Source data
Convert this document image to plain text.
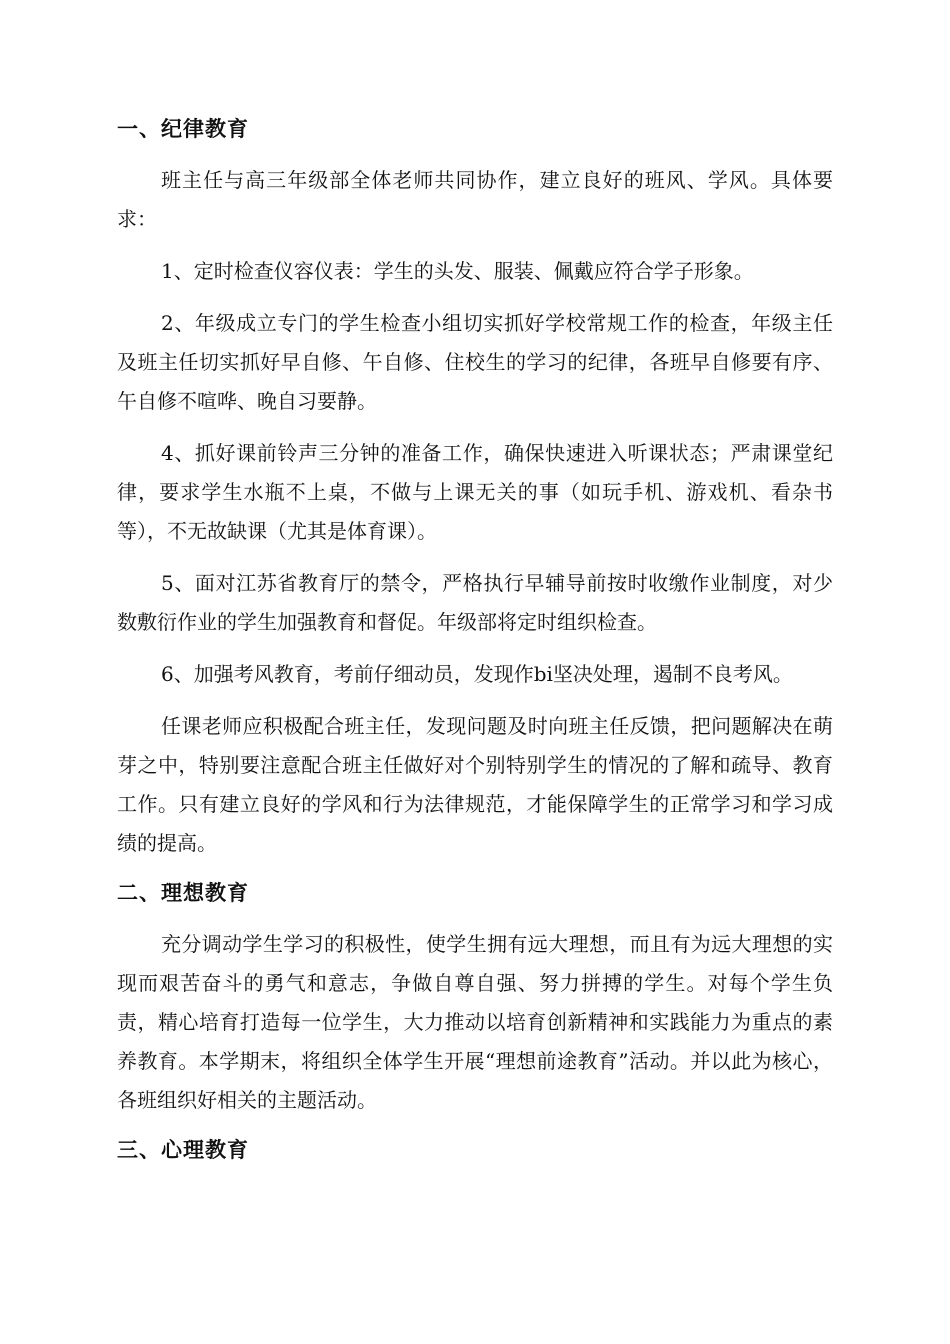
一、纪律教育

班主任与高三年级部全体老师共同协作，建立良好的班风、学风。具体要求：

1、定时检查仪容仪表：学生的头发、服装、佩戴应符合学子形象。

2、年级成立专门的学生检查小组切实抓好学校常规工作的检查，年级主任及班主任切实抓好早自修、午自修、住校生的学习的纪律，各班早自修要有序、午自修不喧哗、晚自习要静。

4、抓好课前铃声三分钟的准备工作，确保快速进入听课状态；严肃课堂纪律，要求学生水瓶不上桌，不做与上课无关的事（如玩手机、游戏机、看杂书等），不无故缺课（尤其是体育课）。

5、面对江苏省教育厅的禁令，严格执行早辅导前按时收缴作业制度，对少数敷衍作业的学生加强教育和督促。年级部将定时组织检查。

6、加强考风教育，考前仔细动员，发现作bi坚决处理，遏制不良考风。

任课老师应积极配合班主任，发现问题及时向班主任反馈，把问题解决在萌芽之中，特别要注意配合班主任做好对个别特别学生的情况的了解和疏导、教育工作。只有建立良好的学风和行为法律规范，才能保障学生的正常学习和学习成绩的提高。

二、理想教育

充分调动学生学习的积极性，使学生拥有远大理想，而且有为远大理想的实现而艰苦奋斗的勇气和意志，争做自尊自强、努力拼搏的学生。对每个学生负责，精心培育打造每一位学生，大力推动以培育创新精神和实践能力为重点的素养教育。本学期末，将组织全体学生开展“理想前途教育”活动。并以此为核心，各班组织好相关的主题活动。

三、心理教育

SHORT EXERCISE: The entries above should be reproduced exactly, without their pictures.

SOLUTION TO THIS PROBLEM:
Convert this document image to plain text.
一、纪律教育

班主任与高三年级部全体老师共同协作，建立良好的班风、学风。具体要求：

1、定时检查仪容仪表：学生的头发、服装、佩戴应符合学子形象。

2、年级成立专门的学生检查小组切实抓好学校常规工作的检查，年级主任及班主任切实抓好早自修、午自修、住校生的学习的纪律，各班早自修要有序、午自修不喧哗、晚自习要静。

4、抓好课前铃声三分钟的准备工作，确保快速进入听课状态；严肃课堂纪律，要求学生水瓶不上桌，不做与上课无关的事（如玩手机、游戏机、看杂书等），不无故缺课（尤其是体育课）。

5、面对江苏省教育厅的禁令，严格执行早辅导前按时收缴作业制度，对少数敷衍作业的学生加强教育和督促。年级部将定时组织检查。

6、加强考风教育，考前仔细动员，发现作bi坚决处理，遏制不良考风。

任课老师应积极配合班主任，发现问题及时向班主任反馈，把问题解决在萌芽之中，特别要注意配合班主任做好对个别特别学生的情况的了解和疏导、教育工作。只有建立良好的学风和行为法律规范，才能保障学生的正常学习和学习成绩的提高。

二、理想教育

充分调动学生学习的积极性，使学生拥有远大理想，而且有为远大理想的实现而艰苦奋斗的勇气和意志，争做自尊自强、努力拼搏的学生。对每个学生负责，精心培育打造每一位学生，大力推动以培育创新精神和实践能力为重点的素养教育。本学期末，将组织全体学生开展“理想前途教育”活动。并以此为核心，各班组织好相关的主题活动。

三、心理教育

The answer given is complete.